--- Start of RECORDS PROVIDED ---

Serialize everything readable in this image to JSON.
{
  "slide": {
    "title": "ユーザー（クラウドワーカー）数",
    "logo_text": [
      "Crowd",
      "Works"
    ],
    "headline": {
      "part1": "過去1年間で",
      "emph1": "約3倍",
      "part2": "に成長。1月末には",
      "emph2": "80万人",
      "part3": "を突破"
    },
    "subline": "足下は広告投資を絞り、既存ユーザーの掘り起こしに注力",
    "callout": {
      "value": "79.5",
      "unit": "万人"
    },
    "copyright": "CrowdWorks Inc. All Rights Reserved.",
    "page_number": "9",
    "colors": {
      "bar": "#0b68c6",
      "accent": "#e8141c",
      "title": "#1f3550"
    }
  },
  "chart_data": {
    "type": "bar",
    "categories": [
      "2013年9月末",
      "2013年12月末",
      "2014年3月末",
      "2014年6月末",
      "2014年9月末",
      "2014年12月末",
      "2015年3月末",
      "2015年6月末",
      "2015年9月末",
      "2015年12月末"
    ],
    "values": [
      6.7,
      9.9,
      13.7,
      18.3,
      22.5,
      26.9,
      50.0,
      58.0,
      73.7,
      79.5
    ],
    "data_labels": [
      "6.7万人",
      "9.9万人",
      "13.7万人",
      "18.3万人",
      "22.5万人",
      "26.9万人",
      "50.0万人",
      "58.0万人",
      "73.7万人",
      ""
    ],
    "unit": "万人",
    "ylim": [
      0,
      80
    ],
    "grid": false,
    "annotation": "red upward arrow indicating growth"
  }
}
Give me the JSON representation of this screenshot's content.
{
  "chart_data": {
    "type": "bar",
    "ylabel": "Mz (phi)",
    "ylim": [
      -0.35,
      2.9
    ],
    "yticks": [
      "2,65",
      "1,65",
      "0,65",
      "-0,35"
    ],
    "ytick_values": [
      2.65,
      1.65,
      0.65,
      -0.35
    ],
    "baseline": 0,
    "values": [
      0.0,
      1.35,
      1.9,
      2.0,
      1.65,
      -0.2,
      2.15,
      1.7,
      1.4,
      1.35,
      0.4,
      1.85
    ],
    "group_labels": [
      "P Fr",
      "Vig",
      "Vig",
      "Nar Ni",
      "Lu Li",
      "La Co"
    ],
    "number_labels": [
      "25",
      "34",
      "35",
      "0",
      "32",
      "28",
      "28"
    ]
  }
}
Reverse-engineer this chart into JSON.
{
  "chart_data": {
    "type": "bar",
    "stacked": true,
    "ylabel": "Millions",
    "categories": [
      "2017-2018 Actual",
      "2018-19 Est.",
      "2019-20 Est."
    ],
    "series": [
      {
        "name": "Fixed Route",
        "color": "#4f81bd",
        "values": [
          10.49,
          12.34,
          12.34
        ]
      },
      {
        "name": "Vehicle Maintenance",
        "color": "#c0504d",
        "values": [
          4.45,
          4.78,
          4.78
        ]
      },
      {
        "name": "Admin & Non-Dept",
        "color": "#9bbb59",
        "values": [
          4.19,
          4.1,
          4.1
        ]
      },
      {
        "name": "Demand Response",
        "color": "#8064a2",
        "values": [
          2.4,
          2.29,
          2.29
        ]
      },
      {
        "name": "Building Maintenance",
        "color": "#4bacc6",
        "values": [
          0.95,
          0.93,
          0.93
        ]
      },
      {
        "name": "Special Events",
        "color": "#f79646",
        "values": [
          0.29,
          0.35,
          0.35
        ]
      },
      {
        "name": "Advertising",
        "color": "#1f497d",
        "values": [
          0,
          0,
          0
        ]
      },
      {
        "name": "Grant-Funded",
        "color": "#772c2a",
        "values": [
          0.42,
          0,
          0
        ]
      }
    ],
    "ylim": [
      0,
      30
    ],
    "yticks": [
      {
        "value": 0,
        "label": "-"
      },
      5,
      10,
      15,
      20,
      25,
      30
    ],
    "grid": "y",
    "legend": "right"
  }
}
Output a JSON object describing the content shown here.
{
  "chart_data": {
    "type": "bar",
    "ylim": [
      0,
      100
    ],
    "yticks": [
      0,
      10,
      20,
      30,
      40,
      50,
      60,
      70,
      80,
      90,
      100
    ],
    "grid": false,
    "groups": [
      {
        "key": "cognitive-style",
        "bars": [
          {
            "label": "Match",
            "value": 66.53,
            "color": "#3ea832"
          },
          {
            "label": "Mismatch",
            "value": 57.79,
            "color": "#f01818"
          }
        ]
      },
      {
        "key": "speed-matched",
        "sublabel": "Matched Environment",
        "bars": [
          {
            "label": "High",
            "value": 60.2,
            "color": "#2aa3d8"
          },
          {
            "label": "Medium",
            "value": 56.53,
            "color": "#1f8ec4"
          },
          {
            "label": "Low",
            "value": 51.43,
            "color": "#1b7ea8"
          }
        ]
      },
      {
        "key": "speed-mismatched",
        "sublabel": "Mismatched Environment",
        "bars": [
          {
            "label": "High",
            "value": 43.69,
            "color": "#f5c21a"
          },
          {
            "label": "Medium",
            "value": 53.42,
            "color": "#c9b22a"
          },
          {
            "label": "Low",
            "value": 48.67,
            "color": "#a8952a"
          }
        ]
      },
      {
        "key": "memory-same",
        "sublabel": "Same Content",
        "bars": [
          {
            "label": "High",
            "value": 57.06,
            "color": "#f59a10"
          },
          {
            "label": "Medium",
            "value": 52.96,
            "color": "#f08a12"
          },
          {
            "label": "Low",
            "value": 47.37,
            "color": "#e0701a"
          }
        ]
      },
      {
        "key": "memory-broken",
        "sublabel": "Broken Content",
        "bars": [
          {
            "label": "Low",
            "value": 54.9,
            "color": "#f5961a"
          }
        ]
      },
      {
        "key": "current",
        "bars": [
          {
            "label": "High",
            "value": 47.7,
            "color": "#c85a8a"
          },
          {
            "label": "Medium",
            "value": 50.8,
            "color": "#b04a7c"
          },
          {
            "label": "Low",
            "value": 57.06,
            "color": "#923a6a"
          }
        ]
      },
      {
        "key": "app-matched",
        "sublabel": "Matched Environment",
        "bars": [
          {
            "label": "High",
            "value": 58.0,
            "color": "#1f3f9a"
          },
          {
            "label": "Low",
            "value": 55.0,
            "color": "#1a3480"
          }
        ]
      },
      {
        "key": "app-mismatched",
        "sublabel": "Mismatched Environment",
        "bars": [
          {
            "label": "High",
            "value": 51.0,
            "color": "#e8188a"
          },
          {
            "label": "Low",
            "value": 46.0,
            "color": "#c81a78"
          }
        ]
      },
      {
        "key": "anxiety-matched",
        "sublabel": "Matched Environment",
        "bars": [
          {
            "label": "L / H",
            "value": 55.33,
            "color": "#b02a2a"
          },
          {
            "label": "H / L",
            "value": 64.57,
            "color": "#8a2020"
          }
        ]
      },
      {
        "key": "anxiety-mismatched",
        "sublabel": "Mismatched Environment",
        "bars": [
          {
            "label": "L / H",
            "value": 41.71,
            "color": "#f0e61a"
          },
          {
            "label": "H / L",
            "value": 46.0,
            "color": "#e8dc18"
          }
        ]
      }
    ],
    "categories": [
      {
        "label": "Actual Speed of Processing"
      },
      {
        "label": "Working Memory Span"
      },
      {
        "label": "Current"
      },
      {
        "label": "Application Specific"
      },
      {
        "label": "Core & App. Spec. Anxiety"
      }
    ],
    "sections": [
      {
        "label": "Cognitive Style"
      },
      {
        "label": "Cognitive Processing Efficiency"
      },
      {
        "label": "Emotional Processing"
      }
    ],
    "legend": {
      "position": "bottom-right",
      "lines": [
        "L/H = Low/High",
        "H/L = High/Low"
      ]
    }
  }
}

--- End of RECORDS PROVIDED ---

→ DO THIS:
Word for word, extract all the records.

→ ANSWER TO THE TASK:
Serialize everything readable in this image to JSON.
{
  "slide": {
    "title": "ユーザー（クラウドワーカー）数",
    "logo_text": [
      "Crowd",
      "Works"
    ],
    "headline": {
      "part1": "過去1年間で",
      "emph1": "約3倍",
      "part2": "に成長。1月末には",
      "emph2": "80万人",
      "part3": "を突破"
    },
    "subline": "足下は広告投資を絞り、既存ユーザーの掘り起こしに注力",
    "callout": {
      "value": "79.5",
      "unit": "万人"
    },
    "copyright": "CrowdWorks Inc. All Rights Reserved.",
    "page_number": "9",
    "colors": {
      "bar": "#0b68c6",
      "accent": "#e8141c",
      "title": "#1f3550"
    }
  },
  "chart_data": {
    "type": "bar",
    "categories": [
      "2013年9月末",
      "2013年12月末",
      "2014年3月末",
      "2014年6月末",
      "2014年9月末",
      "2014年12月末",
      "2015年3月末",
      "2015年6月末",
      "2015年9月末",
      "2015年12月末"
    ],
    "values": [
      6.7,
      9.9,
      13.7,
      18.3,
      22.5,
      26.9,
      50.0,
      58.0,
      73.7,
      79.5
    ],
    "data_labels": [
      "6.7万人",
      "9.9万人",
      "13.7万人",
      "18.3万人",
      "22.5万人",
      "26.9万人",
      "50.0万人",
      "58.0万人",
      "73.7万人",
      ""
    ],
    "unit": "万人",
    "ylim": [
      0,
      80
    ],
    "grid": false,
    "annotation": "red upward arrow indicating growth"
  }
}
Give me the JSON representation of this screenshot's content.
{
  "chart_data": {
    "type": "bar",
    "ylabel": "Mz (phi)",
    "ylim": [
      -0.35,
      2.9
    ],
    "yticks": [
      "2,65",
      "1,65",
      "0,65",
      "-0,35"
    ],
    "ytick_values": [
      2.65,
      1.65,
      0.65,
      -0.35
    ],
    "baseline": 0,
    "values": [
      0.0,
      1.35,
      1.9,
      2.0,
      1.65,
      -0.2,
      2.15,
      1.7,
      1.4,
      1.35,
      0.4,
      1.85
    ],
    "group_labels": [
      "P Fr",
      "Vig",
      "Vig",
      "Nar Ni",
      "Lu Li",
      "La Co"
    ],
    "number_labels": [
      "25",
      "34",
      "35",
      "0",
      "32",
      "28",
      "28"
    ]
  }
}
Reverse-engineer this chart into JSON.
{
  "chart_data": {
    "type": "bar",
    "stacked": true,
    "ylabel": "Millions",
    "categories": [
      "2017-2018 Actual",
      "2018-19 Est.",
      "2019-20 Est."
    ],
    "series": [
      {
        "name": "Fixed Route",
        "color": "#4f81bd",
        "values": [
          10.49,
          12.34,
          12.34
        ]
      },
      {
        "name": "Vehicle Maintenance",
        "color": "#c0504d",
        "values": [
          4.45,
          4.78,
          4.78
        ]
      },
      {
        "name": "Admin & Non-Dept",
        "color": "#9bbb59",
        "values": [
          4.19,
          4.1,
          4.1
        ]
      },
      {
        "name": "Demand Response",
        "color": "#8064a2",
        "values": [
          2.4,
          2.29,
          2.29
        ]
      },
      {
        "name": "Building Maintenance",
        "color": "#4bacc6",
        "values": [
          0.95,
          0.93,
          0.93
        ]
      },
      {
        "name": "Special Events",
        "color": "#f79646",
        "values": [
          0.29,
          0.35,
          0.35
        ]
      },
      {
        "name": "Advertising",
        "color": "#1f497d",
        "values": [
          0,
          0,
          0
        ]
      },
      {
        "name": "Grant-Funded",
        "color": "#772c2a",
        "values": [
          0.42,
          0,
          0
        ]
      }
    ],
    "ylim": [
      0,
      30
    ],
    "yticks": [
      {
        "value": 0,
        "label": "-"
      },
      5,
      10,
      15,
      20,
      25,
      30
    ],
    "grid": "y",
    "legend": "right"
  }
}
Output a JSON object describing the content shown here.
{
  "chart_data": {
    "type": "bar",
    "ylim": [
      0,
      100
    ],
    "yticks": [
      0,
      10,
      20,
      30,
      40,
      50,
      60,
      70,
      80,
      90,
      100
    ],
    "grid": false,
    "groups": [
      {
        "key": "cognitive-style",
        "bars": [
          {
            "label": "Match",
            "value": 66.53,
            "color": "#3ea832"
          },
          {
            "label": "Mismatch",
            "value": 57.79,
            "color": "#f01818"
          }
        ]
      },
      {
        "key": "speed-matched",
        "sublabel": "Matched Environment",
        "bars": [
          {
            "label": "High",
            "value": 60.2,
            "color": "#2aa3d8"
          },
          {
            "label": "Medium",
            "value": 56.53,
            "color": "#1f8ec4"
          },
          {
            "label": "Low",
            "value": 51.43,
            "color": "#1b7ea8"
          }
        ]
      },
      {
        "key": "speed-mismatched",
        "sublabel": "Mismatched Environment",
        "bars": [
          {
            "label": "High",
            "value": 43.69,
            "color": "#f5c21a"
          },
          {
            "label": "Medium",
            "value": 53.42,
            "color": "#c9b22a"
          },
          {
            "label": "Low",
            "value": 48.67,
            "color": "#a8952a"
          }
        ]
      },
      {
        "key": "memory-same",
        "sublabel": "Same Content",
        "bars": [
          {
            "label": "High",
            "value": 57.06,
            "color": "#f59a10"
          },
          {
            "label": "Medium",
            "value": 52.96,
            "color": "#f08a12"
          },
          {
            "label": "Low",
            "value": 47.37,
            "color": "#e0701a"
          }
        ]
      },
      {
        "key": "memory-broken",
        "sublabel": "Broken Content",
        "bars": [
          {
            "label": "Low",
            "value": 54.9,
            "color": "#f5961a"
          }
        ]
      },
      {
        "key": "current",
        "bars": [
          {
            "label": "High",
            "value": 47.7,
            "color": "#c85a8a"
          },
          {
            "label": "Medium",
            "value": 50.8,
            "color": "#b04a7c"
          },
          {
            "label": "Low",
            "value": 57.06,
            "color": "#923a6a"
          }
        ]
      },
      {
        "key": "app-matched",
        "sublabel": "Matched Environment",
        "bars": [
          {
            "label": "High",
            "value": 58.0,
            "color": "#1f3f9a"
          },
          {
            "label": "Low",
            "value": 55.0,
            "color": "#1a3480"
          }
        ]
      },
      {
        "key": "app-mismatched",
        "sublabel": "Mismatched Environment",
        "bars": [
          {
            "label": "High",
            "value": 51.0,
            "color": "#e8188a"
          },
          {
            "label": "Low",
            "value": 46.0,
            "color": "#c81a78"
          }
        ]
      },
      {
        "key": "anxiety-matched",
        "sublabel": "Matched Environment",
        "bars": [
          {
            "label": "L / H",
            "value": 55.33,
            "color": "#b02a2a"
          },
          {
            "label": "H / L",
            "value": 64.57,
            "color": "#8a2020"
          }
        ]
      },
      {
        "key": "anxiety-mismatched",
        "sublabel": "Mismatched Environment",
        "bars": [
          {
            "label": "L / H",
            "value": 41.71,
            "color": "#f0e61a"
          },
          {
            "label": "H / L",
            "value": 46.0,
            "color": "#e8dc18"
          }
        ]
      }
    ],
    "categories": [
      {
        "label": "Actual Speed of Processing"
      },
      {
        "label": "Working Memory Span"
      },
      {
        "label": "Current"
      },
      {
        "label": "Application Specific"
      },
      {
        "label": "Core & App. Spec. Anxiety"
      }
    ],
    "sections": [
      {
        "label": "Cognitive Style"
      },
      {
        "label": "Cognitive Processing Efficiency"
      },
      {
        "label": "Emotional Processing"
      }
    ],
    "legend": {
      "position": "bottom-right",
      "lines": [
        "L/H = Low/High",
        "H/L = High/Low"
      ]
    }
  }
}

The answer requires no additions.